• **SET EXERCISE**:
Return a copy of each line that holds the string "this".

• **LISTED RECORDS**:
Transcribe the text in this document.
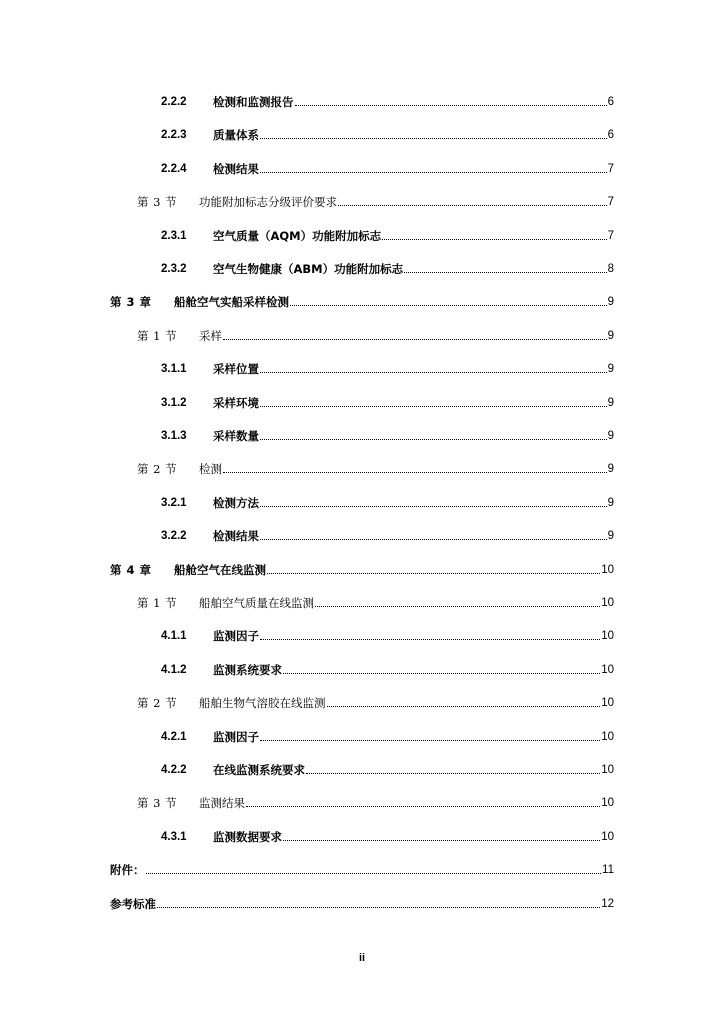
2.2.2	检测和监测报告	6
2.2.3	质量体系	6
2.2.4	检测结果	7
第 3 节	功能附加标志分级评价要求	7
2.3.1	空气质量（AQM）功能附加标志	7
2.3.2	空气生物健康（ABM）功能附加标志	8
第 3 章	船舱空气实船采样检测	9
第 1 节	采样	9
3.1.1	采样位置	9
3.1.2	采样环境	9
3.1.3	采样数量	9
第 2 节	检测	9
3.2.1	检测方法	9
3.2.2	检测结果	9
第 4 章	船舱空气在线监测	10
第 1 节	船舶空气质量在线监测	10
4.1.1	监测因子	10
4.1.2	监测系统要求	10
第 2 节	船舶生物气溶胶在线监测	10
4.2.1	监测因子	10
4.2.2	在线监测系统要求	10
第 3 节	监测结果	10
4.3.1	监测数据要求	10
附件：	11
参考标准	12
ii
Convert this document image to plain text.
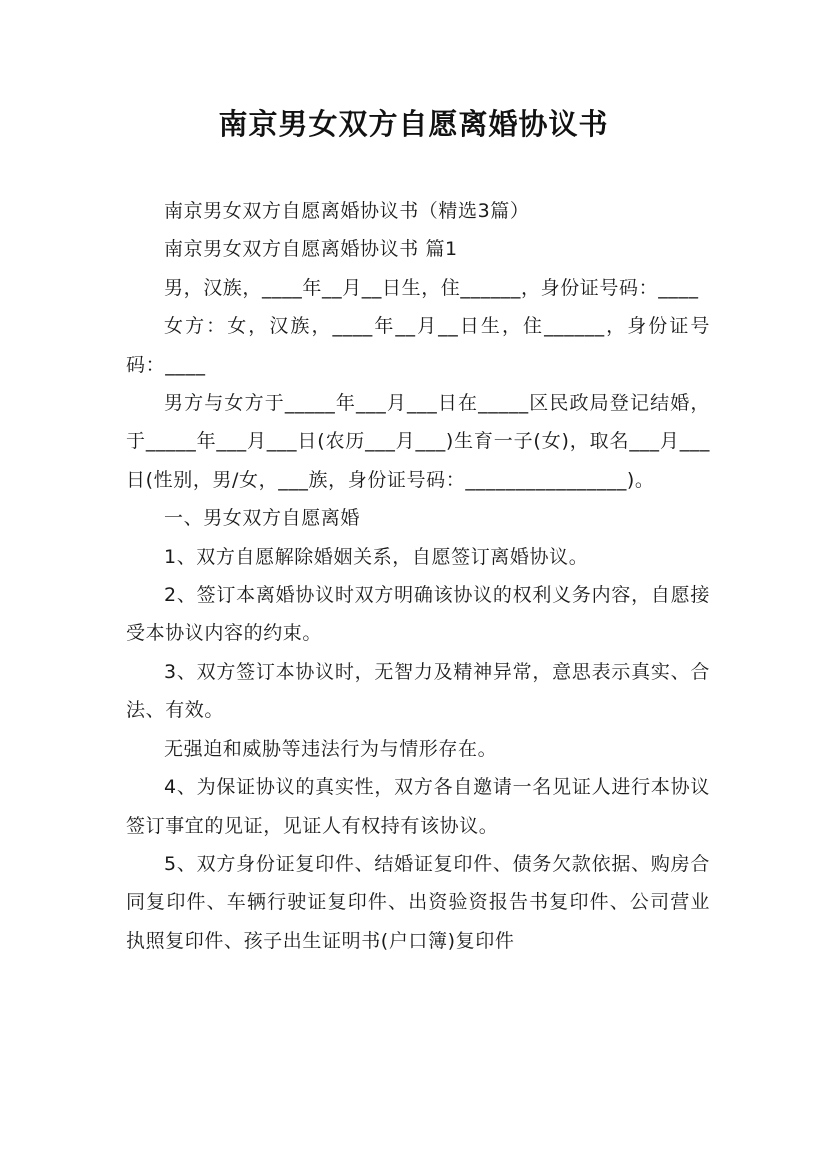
南京男女双方自愿离婚协议书

南京男女双方自愿离婚协议书（精选3篇）

南京男女双方自愿离婚协议书 篇1

男，汉族，____年__月__日生，住______，身份证号码：____

女方：女，汉族，____年__月__日生，住______，身份证号码：____

男方与女方于_____年___月___日在_____区民政局登记结婚，于_____年___月___日(农历___月___)生育一子(女)，取名___月___日(性别，男/女，___族，身份证号码：________________)。

一、男女双方自愿离婚

1、双方自愿解除婚姻关系，自愿签订离婚协议。

2、签订本离婚协议时双方明确该协议的权利义务内容，自愿接受本协议内容的约束。

3、双方签订本协议时，无智力及精神异常，意思表示真实、合法、有效。

无强迫和威胁等违法行为与情形存在。

4、为保证协议的真实性，双方各自邀请一名见证人进行本协议签订事宜的见证，见证人有权持有该协议。

5、双方身份证复印件、结婚证复印件、债务欠款依据、购房合同复印件、车辆行驶证复印件、出资验资报告书复印件、公司营业执照复印件、孩子出生证明书(户口簿)复印件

• **WRITTEN RESPONSE**:
Transcribe the text in this document.
Convert this document image to plain text.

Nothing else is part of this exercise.